*Task data*
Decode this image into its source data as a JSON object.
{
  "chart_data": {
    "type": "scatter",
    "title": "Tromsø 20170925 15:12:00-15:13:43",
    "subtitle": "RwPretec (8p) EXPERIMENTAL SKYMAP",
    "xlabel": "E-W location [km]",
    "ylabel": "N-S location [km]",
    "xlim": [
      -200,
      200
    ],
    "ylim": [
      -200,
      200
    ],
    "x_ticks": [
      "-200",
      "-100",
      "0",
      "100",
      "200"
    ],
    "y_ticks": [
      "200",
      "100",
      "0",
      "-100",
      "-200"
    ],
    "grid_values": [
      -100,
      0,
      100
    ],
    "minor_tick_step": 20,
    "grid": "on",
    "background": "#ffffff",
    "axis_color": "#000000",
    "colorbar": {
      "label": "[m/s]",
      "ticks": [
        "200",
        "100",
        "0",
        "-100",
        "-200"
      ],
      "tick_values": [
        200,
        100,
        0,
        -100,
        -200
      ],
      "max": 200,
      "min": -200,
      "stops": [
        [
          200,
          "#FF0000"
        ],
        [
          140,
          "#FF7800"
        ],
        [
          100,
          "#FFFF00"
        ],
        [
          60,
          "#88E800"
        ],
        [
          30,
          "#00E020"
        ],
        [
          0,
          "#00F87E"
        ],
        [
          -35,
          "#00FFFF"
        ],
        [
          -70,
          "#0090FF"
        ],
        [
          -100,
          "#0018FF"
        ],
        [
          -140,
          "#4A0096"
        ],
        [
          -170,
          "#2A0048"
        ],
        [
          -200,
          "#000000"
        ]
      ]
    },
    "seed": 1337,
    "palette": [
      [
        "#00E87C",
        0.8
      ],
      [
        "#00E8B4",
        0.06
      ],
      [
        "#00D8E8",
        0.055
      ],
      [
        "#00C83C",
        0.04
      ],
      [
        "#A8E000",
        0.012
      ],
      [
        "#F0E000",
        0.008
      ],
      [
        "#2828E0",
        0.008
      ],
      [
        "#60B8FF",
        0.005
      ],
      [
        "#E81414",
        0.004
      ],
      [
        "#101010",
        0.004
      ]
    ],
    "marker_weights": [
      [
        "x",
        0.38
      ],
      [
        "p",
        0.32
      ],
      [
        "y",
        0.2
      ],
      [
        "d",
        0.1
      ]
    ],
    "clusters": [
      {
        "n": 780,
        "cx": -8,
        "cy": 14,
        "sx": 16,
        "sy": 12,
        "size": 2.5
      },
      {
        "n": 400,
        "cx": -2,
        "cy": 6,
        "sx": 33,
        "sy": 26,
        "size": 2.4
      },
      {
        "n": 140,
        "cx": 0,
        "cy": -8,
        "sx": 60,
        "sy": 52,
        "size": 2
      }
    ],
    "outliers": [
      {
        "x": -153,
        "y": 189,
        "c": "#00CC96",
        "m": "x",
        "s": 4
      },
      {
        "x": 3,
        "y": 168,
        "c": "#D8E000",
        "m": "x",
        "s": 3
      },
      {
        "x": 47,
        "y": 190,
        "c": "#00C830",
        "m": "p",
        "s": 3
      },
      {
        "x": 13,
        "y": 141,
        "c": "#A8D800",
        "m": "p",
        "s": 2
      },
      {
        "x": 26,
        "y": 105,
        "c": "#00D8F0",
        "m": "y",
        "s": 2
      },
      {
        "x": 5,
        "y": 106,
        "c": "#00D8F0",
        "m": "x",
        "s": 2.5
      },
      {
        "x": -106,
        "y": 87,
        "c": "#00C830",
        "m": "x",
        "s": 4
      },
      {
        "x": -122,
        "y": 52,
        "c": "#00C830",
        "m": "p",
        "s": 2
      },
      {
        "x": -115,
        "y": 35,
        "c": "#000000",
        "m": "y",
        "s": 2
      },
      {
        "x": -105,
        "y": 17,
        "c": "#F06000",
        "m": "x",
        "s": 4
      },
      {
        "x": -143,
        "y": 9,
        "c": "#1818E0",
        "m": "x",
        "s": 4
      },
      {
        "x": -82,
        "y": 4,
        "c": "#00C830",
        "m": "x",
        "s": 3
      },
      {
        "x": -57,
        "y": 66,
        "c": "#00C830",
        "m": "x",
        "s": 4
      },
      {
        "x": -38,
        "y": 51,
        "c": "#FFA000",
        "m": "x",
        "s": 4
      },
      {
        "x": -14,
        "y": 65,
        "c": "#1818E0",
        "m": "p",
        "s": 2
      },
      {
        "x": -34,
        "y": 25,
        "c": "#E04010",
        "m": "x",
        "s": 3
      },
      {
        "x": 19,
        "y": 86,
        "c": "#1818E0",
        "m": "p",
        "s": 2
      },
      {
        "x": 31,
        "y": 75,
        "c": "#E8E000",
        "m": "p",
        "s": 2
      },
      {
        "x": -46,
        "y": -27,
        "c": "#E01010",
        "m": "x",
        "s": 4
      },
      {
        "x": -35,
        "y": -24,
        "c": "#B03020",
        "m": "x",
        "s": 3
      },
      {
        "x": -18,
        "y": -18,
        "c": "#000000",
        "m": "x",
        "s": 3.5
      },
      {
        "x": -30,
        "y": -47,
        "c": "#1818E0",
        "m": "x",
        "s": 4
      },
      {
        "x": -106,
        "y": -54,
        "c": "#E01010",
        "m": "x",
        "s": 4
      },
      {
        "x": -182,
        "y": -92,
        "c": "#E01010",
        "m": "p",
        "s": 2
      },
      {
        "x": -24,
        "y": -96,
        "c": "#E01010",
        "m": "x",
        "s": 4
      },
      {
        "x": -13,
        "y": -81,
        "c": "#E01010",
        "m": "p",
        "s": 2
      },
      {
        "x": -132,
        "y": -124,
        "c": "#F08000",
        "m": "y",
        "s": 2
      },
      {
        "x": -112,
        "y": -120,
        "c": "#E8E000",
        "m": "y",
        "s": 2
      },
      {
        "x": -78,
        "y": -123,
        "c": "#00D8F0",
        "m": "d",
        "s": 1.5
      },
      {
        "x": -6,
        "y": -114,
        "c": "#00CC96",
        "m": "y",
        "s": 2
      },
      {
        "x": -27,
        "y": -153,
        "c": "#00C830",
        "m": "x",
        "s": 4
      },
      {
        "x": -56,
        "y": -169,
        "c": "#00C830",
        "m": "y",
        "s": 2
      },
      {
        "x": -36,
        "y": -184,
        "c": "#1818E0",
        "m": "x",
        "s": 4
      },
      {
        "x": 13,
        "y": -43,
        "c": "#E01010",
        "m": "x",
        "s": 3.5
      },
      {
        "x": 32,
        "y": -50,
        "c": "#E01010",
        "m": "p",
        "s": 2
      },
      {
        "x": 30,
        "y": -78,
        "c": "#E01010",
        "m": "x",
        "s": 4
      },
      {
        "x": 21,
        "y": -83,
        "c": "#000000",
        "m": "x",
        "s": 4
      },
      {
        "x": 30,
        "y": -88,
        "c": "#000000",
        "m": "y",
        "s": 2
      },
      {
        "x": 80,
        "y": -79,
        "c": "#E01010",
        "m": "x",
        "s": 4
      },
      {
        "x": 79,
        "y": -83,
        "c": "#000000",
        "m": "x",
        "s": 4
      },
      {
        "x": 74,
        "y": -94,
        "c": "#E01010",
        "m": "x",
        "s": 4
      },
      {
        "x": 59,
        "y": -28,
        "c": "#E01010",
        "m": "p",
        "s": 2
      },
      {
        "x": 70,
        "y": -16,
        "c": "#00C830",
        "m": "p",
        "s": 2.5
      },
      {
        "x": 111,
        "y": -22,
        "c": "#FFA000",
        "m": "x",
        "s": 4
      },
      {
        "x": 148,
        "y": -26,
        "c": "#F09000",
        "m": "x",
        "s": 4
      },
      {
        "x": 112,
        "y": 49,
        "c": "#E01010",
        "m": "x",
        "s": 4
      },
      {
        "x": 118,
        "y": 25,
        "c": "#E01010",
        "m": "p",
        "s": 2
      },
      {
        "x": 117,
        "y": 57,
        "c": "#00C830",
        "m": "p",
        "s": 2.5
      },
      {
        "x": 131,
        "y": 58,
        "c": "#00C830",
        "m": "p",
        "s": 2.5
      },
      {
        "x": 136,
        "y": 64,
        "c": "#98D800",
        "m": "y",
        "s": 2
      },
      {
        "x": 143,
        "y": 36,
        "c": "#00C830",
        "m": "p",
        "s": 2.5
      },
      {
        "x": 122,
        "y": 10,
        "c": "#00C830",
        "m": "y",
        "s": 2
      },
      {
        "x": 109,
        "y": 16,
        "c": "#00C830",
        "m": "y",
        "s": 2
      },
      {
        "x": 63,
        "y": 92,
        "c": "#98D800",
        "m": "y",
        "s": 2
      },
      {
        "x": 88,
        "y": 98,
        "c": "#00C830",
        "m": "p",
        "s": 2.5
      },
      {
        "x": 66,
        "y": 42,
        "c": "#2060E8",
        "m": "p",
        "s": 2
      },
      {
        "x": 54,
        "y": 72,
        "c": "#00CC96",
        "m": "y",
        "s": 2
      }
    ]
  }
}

*What to work on*
Extract every line containing the string "location" from the data above.

*Complete answer*
    "xlabel": "E-W location [km]",
    "ylabel": "N-S location [km]",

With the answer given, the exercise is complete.